Es probable que la voz cuña para el auto haya caído en desuso porque los vehículos modernos de dos puertas son casi tan espaciosos en su interior como los de cuatro puertas.

Antes de concluir. La voz cuña se usa en República Dominicana como un apócope de “cuñado, a”. En ese país y en Cuba también vale cuña para nombrar a una persona influyente que ayuda para obtener ventajas o beneficios.

 

INCIPIENTE – INSIPIENTE

“. . .dándose el lujo de tirar tanto dinero por las bordas en nombre de una INSIPIENTE, lenta y frágil democracia. . .”

Desde el principio de la frase se percibe el rasgo de insipiencia del redactor de esta, pues coloca en plural la locución que alude a los costados de los buques “tirar por las bordas”, cuando este tipo de locución verbal rara vez admite alteraciones, pues son “frases hechas”. Tienen esas locuciones fijación formal, son combinaciones fijas. Constituyen un grupo fijo de palabras que no proviene del significado literal de las palabras. Algunas no permiten variaciones morfológicas.

El verdadero tema de esta sección es el que se refleja en el título. La confusión incide en el juicio que el lector se hace de los conocimientos del redactor. No hay insidia si se piensa que quien escribió la desdichada frase es él mismo un incipiente en estas lides. Este tipo de incidente mueve una vez más a exhortar a revisar la literatura antes de enviarla (ya no se entrega) para su publicación.

Incipiente expresa la idea “que comienza”, acerca de lo que es el sujeto de la oración. “Que está empezando a desarrollarse”, es la manera en que el Gran diccionario de la lengua española de Larousse lo define. La palabra destacada más arriba en este párrafo proviene del latín incipiens, -tis que era y es el participio activo de incipere que valía para “emprender, empezar”. Entró en la lengua hacia el año 1515.

# # #

PROBLEMAS POR RESOLVER:
1. ¿Puede reproducir literalmente el fragmento entre “Desde el principio” y “para su publicación.”, ambos incluidos?
2. ¿Cómo resumiría el fragmento sobre las voces cuña e incipiente en dos oraciones?

CONJUNTO DE REGISTROS:
# # #

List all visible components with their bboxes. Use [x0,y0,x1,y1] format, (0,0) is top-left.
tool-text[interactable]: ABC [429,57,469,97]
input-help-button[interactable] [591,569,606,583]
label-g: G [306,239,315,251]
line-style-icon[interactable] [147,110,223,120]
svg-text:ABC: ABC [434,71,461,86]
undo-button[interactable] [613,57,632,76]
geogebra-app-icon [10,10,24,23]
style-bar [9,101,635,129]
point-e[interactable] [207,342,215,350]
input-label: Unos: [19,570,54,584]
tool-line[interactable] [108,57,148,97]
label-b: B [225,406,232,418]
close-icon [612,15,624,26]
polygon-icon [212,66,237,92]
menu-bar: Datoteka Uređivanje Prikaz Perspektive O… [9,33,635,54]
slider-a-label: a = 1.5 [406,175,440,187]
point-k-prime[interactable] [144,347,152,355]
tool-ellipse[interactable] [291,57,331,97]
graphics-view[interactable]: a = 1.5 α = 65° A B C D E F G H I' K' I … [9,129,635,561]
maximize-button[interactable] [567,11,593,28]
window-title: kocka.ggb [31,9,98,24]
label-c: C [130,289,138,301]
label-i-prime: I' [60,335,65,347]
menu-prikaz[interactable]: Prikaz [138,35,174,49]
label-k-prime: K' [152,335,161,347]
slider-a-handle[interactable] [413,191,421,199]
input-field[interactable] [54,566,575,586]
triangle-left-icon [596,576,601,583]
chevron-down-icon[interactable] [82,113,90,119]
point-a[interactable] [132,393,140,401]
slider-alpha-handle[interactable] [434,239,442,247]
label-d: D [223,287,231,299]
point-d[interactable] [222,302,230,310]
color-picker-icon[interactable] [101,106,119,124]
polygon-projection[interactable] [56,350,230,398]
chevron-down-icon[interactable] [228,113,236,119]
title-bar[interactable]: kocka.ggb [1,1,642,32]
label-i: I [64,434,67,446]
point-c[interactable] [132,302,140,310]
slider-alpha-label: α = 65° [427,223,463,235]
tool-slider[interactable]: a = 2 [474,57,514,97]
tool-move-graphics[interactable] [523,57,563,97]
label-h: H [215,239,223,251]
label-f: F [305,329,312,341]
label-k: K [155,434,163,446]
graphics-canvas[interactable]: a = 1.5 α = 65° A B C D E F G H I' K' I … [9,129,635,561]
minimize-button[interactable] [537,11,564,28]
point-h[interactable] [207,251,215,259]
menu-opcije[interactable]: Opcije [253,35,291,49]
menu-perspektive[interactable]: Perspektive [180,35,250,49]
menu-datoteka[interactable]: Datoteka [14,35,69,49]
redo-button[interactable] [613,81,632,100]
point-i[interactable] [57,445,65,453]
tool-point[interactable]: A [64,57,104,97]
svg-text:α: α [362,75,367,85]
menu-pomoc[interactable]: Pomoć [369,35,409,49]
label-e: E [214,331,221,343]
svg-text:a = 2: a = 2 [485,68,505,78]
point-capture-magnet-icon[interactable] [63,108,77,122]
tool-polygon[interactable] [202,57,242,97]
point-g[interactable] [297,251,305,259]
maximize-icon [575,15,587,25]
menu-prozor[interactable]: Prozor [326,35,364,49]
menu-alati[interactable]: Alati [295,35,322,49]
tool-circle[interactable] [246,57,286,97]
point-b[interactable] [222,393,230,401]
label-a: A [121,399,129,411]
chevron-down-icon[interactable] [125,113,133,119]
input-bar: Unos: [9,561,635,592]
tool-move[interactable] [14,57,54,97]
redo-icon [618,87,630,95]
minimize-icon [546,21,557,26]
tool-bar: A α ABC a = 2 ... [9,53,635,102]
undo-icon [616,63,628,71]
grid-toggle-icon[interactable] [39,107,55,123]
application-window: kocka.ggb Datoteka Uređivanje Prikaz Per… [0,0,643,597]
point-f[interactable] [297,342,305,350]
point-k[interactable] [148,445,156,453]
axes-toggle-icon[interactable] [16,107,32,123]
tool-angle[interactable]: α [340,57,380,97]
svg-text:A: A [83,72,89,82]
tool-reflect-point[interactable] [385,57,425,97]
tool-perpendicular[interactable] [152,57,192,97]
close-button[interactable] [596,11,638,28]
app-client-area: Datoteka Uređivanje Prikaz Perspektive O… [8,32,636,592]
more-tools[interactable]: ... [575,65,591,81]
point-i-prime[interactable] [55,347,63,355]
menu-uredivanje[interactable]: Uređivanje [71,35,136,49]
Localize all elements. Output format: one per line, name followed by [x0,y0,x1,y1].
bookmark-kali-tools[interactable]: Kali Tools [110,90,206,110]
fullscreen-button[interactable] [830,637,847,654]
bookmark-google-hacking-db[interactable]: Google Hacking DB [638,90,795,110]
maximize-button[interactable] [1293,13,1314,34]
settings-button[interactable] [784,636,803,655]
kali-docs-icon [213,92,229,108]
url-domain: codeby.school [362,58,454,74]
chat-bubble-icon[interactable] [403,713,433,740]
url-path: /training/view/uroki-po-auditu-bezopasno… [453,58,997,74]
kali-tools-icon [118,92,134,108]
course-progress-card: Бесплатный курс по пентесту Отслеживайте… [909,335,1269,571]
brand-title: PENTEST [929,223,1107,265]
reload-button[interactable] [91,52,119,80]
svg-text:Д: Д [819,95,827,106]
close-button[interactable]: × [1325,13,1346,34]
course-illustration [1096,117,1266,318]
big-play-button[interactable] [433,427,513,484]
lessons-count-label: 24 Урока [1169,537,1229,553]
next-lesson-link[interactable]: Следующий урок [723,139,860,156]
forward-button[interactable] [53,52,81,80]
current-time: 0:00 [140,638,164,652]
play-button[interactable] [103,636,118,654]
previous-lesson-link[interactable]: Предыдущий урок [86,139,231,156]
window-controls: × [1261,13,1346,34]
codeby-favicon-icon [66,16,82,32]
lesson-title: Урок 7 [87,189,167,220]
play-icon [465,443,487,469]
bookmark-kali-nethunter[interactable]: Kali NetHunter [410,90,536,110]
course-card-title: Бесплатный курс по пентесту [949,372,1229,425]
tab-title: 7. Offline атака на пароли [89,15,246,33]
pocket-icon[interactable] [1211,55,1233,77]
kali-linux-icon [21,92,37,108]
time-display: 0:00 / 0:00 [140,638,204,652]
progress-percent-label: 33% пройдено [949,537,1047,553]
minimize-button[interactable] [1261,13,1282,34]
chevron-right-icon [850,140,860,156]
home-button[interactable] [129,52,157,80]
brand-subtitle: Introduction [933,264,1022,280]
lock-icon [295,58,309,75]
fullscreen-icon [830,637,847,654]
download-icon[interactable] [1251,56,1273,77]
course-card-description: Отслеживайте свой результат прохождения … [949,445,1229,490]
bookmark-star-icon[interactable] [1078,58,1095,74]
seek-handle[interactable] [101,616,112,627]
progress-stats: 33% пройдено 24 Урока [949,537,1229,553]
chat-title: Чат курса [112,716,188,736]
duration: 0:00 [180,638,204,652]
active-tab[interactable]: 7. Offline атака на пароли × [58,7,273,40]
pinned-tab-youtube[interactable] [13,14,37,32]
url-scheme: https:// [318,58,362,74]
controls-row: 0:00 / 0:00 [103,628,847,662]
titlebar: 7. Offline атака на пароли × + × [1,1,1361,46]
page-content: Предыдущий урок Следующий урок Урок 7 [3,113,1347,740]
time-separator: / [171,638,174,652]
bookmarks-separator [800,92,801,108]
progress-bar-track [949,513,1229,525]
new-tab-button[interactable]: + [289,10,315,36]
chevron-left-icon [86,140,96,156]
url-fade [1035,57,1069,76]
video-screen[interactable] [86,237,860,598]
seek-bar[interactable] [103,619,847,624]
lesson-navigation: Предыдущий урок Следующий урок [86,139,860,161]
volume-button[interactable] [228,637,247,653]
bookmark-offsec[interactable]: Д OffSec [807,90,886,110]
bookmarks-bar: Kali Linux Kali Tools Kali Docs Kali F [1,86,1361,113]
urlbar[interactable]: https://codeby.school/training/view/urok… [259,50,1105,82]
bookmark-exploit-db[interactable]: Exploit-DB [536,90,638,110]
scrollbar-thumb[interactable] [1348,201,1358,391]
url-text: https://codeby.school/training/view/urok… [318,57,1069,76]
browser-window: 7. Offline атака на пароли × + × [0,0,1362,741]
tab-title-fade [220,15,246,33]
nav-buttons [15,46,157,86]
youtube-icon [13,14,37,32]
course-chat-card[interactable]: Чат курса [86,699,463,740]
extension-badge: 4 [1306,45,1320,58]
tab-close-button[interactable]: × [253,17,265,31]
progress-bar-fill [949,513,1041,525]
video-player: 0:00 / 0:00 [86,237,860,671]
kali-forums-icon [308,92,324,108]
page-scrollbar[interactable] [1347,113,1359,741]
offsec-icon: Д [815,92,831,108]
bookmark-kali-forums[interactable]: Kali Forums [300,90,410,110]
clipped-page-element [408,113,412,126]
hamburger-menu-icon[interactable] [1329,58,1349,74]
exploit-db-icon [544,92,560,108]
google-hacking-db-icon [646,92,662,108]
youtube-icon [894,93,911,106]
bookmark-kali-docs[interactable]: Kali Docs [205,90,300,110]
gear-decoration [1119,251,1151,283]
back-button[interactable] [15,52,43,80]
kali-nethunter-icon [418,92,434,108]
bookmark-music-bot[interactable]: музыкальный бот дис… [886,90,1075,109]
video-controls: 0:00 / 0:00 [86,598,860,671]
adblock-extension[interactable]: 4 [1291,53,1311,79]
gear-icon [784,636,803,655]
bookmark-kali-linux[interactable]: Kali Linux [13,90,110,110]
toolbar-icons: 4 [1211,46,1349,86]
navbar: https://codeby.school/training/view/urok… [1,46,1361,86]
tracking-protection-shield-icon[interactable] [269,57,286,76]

# # #

RESULTADOS EN ORDEN:
1.
Desde el principio de la frase se percibe el rasgo de insipiencia del redactor de esta, pues coloca en plural la locución que alude a los costados de los buques “tirar por las bordas”, cuando este tipo de locución verbal rara vez admite alteraciones, pues son “frases hechas”. Tienen esas locuciones fijación formal, son combinaciones fijas. Constituyen un grupo fijo de palabras que no proviene del significado literal de las palabras. Algunas no permiten variaciones morfológicas.

El verdadero tema de esta sección es el que se refleja en el título. La confusión incide en el juicio que el lector se hace de los conocimientos del redactor. No hay insidia si se piensa que quien escribió la desdichada frase es él mismo un incipiente en estas lides. Este tipo de incidente mueve una vez más a exhortar a revisar la literatura antes de enviarla (ya no se entrega) para su publicación.

2. La voz cuña quizá haya caído en desuso para el auto, pero en República Dominicana funciona como apócope de “cuñado, a”, y allí y en Cuba también nombra a una persona influyente que ayuda a obtener ventajas. Una frase publicada confunde incipiente con insipiente y pone en plural una locución verbal fija, mientras que incipiente significa “que comienza” y viene del latín incipiens, participio activo de incipere.